[WRITTEN PROBLEM 1] Repeat word for word the passage in the microlaser altimetry article from "As part of NASA's" up to and including "high-vertical-resolution topographic map.".

Microlasers Developed for Altimetry
Brent D. Johnson
When Lewis and Clark set out from the head of the St. Louis River in 1804 to chart the unexplored territory west of the Mississippi, each mile surrendered by the wilderness was measured in the plodding steps of an expedition that took three years to survey 8000 miles. Today's explorers, who have their eyes fixed on the planets, measure the martian wilderness with the steady pulse of a laser, covering hundreds of thousands of miles in a single day.
A test flight shows (from top to bottom) an aerial photograph taken by the onboard digital camera, a ground photograph of a single-story home and the profile as seen by the laser altimeter. The color lidar points correspond to individual photons detected by different color quadrants and have not been corrected for small differential channel delays.
As part of NASA's Mars Global Surveyor Mission, the Mars orbiter laser altimeter instrument, equipped with a 50-cm telescope and an actively Q-switched Nd:YAG laser producing 50 mJ at 10 Hz, made almost a billion range measurements of the planet's surface. These measurements are spaced approximately every 300 meters along the satellite ground track and provide a somewhat porous but high-vertical-resolution topographic map.

[Records with labeled boxes]
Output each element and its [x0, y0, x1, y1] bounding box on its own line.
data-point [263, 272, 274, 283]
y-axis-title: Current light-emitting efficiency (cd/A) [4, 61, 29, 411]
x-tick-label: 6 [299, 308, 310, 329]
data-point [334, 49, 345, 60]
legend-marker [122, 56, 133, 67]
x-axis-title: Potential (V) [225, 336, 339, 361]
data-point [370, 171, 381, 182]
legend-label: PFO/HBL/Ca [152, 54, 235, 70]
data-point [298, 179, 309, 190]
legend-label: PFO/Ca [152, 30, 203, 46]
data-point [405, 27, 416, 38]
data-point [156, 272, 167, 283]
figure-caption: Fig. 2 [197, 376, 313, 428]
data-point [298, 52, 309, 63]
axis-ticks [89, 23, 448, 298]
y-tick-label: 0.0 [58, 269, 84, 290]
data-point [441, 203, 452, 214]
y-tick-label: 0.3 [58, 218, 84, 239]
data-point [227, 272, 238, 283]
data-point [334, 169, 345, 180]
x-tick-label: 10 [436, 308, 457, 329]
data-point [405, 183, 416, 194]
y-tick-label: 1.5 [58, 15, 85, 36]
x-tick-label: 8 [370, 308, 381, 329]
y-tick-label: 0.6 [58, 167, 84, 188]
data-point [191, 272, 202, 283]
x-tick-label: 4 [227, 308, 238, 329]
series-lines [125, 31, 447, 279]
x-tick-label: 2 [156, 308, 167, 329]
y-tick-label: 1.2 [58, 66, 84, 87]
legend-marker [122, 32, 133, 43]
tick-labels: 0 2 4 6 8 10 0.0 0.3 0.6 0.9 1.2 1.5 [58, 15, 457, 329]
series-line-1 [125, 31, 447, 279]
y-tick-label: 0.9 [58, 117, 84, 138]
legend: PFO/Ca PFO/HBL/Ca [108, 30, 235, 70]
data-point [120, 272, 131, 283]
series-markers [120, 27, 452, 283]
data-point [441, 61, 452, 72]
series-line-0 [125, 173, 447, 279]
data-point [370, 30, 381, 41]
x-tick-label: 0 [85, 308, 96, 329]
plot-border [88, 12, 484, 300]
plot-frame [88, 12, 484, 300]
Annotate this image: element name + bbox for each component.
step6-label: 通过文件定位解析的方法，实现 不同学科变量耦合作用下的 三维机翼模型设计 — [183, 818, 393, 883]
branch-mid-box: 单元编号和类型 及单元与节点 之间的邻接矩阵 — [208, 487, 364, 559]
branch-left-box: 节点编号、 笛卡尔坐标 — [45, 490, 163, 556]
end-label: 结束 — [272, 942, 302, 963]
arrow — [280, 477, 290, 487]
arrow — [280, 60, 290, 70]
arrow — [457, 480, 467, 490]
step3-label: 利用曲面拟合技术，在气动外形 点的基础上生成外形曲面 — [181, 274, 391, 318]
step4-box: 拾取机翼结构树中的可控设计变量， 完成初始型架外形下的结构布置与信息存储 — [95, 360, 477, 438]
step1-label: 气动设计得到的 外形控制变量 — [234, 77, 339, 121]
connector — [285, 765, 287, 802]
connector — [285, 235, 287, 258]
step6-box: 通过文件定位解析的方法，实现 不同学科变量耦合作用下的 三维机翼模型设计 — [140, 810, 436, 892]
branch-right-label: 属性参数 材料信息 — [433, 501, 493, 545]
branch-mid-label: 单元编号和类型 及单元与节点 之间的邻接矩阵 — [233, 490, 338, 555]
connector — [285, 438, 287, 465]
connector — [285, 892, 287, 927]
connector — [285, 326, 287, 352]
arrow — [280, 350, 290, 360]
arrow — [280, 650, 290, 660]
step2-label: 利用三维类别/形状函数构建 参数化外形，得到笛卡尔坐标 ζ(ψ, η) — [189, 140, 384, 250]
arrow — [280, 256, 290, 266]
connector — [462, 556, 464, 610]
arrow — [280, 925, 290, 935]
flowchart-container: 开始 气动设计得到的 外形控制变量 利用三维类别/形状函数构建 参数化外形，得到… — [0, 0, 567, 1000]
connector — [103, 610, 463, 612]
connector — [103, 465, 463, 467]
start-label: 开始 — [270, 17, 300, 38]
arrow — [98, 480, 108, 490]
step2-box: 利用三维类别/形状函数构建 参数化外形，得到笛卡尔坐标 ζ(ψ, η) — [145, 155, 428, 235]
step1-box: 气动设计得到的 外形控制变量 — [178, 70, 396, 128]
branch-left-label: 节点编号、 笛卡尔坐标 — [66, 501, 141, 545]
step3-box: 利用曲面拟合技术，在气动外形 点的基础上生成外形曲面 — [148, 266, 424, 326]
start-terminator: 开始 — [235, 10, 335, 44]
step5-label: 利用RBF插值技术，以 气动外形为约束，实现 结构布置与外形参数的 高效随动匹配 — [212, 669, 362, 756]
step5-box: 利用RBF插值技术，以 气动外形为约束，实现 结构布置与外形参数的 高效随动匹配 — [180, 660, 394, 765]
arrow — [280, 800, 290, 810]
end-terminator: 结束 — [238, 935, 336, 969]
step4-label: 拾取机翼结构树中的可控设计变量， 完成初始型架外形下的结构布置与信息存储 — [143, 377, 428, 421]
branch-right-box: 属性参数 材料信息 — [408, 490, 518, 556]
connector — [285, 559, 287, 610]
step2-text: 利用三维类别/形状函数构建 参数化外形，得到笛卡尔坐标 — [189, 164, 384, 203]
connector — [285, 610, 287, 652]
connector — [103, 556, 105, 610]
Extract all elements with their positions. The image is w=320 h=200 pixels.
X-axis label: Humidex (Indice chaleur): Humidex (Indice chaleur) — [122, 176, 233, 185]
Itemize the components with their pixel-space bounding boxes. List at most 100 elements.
* * *
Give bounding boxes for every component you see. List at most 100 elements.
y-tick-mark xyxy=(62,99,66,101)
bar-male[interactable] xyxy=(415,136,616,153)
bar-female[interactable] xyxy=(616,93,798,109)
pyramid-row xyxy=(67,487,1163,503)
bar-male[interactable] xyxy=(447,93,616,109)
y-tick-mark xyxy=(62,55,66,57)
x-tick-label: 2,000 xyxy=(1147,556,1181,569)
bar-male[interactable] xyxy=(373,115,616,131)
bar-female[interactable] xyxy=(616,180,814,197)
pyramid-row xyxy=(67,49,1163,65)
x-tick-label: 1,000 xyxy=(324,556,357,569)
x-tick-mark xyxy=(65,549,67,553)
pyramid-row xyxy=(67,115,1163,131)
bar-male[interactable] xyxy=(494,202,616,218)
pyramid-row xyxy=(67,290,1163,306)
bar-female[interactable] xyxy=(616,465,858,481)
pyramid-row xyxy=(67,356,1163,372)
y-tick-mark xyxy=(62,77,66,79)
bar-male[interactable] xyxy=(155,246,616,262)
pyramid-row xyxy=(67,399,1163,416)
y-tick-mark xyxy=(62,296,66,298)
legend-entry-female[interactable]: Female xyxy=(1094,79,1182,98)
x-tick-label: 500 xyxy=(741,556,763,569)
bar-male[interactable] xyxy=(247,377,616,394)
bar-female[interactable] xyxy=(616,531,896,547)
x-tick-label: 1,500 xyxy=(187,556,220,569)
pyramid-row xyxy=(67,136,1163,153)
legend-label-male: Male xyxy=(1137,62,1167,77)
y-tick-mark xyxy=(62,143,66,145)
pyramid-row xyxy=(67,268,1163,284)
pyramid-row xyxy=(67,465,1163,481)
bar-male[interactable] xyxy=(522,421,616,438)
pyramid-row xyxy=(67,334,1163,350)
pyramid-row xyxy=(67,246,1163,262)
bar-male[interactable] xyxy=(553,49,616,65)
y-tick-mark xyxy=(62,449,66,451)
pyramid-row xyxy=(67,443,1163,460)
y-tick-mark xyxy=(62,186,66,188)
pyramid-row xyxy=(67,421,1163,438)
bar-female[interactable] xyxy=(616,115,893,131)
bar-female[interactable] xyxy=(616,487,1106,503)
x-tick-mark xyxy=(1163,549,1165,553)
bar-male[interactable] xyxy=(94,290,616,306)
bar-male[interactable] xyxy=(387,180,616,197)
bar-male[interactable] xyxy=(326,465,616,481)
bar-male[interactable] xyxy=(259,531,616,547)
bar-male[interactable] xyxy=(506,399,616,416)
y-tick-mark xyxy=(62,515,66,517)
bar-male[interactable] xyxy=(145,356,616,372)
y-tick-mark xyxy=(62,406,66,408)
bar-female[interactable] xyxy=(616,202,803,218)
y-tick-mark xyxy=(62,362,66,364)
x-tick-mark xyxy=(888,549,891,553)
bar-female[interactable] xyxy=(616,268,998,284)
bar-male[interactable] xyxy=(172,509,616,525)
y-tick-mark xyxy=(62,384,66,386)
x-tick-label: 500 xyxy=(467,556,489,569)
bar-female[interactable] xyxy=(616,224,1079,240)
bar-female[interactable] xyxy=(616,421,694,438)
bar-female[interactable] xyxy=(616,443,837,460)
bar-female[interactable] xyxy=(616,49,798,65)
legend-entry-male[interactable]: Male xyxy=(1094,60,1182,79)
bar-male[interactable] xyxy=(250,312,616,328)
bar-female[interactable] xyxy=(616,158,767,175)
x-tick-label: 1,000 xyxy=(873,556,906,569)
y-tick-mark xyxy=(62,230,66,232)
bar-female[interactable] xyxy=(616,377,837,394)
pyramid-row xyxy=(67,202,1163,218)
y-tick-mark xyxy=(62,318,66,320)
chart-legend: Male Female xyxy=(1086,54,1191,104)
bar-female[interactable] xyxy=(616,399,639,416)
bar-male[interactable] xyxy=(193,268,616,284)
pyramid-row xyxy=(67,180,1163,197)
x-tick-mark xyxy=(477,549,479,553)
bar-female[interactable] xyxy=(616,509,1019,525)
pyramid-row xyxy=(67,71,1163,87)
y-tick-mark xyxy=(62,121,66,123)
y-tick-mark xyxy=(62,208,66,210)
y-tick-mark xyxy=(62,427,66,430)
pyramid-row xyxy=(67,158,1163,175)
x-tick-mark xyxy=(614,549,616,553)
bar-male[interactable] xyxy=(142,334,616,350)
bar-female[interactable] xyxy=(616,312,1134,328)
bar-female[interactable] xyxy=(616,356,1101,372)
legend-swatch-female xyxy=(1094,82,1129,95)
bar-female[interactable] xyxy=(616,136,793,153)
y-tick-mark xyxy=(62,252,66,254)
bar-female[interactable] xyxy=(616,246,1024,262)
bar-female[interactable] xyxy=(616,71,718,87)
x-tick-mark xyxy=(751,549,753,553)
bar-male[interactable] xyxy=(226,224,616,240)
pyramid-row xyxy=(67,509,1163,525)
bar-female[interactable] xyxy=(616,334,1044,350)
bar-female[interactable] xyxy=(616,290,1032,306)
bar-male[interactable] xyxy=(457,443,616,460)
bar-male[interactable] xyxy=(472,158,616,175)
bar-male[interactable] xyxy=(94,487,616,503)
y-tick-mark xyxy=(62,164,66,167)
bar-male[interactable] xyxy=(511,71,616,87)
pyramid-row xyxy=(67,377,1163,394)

[WRITTEN PROBLEM 2] Transcribe the records exactly, from the line with "Output each element" up to and including the line with "y-tick-label: 1.2 [58, 66, 84, 87]".

[EXPECTED OUTPUT 1]
As part of NASA's Mars Global Surveyor Mission, the Mars orbiter laser altimeter instrument, equipped with a 50-cm telescope and an actively Q-switched Nd:YAG laser producing 50 mJ at 10 Hz, made almost a billion range measurements of the planet's surface. These measurements are spaced approximately every 300 meters along the satellite ground track and provide a somewhat porous but high-vertical-resolution topographic map.

[EXPECTED OUTPUT 2]
Output each element and its [x0, y0, x1, y1] bounding box on its own line.
data-point [263, 272, 274, 283]
y-axis-title: Current light-emitting efficiency (cd/A) [4, 61, 29, 411]
x-tick-label: 6 [299, 308, 310, 329]
data-point [334, 49, 345, 60]
legend-marker [122, 56, 133, 67]
x-axis-title: Potential (V) [225, 336, 339, 361]
data-point [370, 171, 381, 182]
legend-label: PFO/HBL/Ca [152, 54, 235, 70]
data-point [298, 179, 309, 190]
legend-label: PFO/Ca [152, 30, 203, 46]
data-point [405, 27, 416, 38]
data-point [156, 272, 167, 283]
figure-caption: Fig. 2 [197, 376, 313, 428]
data-point [298, 52, 309, 63]
axis-ticks [89, 23, 448, 298]
y-tick-label: 0.0 [58, 269, 84, 290]
data-point [441, 203, 452, 214]
y-tick-label: 0.3 [58, 218, 84, 239]
data-point [227, 272, 238, 283]
data-point [334, 169, 345, 180]
x-tick-label: 10 [436, 308, 457, 329]
data-point [405, 183, 416, 194]
y-tick-label: 1.5 [58, 15, 85, 36]
x-tick-label: 8 [370, 308, 381, 329]
y-tick-label: 0.6 [58, 167, 84, 188]
data-point [191, 272, 202, 283]
x-tick-label: 4 [227, 308, 238, 329]
series-lines [125, 31, 447, 279]
x-tick-label: 2 [156, 308, 167, 329]
y-tick-label: 1.2 [58, 66, 84, 87]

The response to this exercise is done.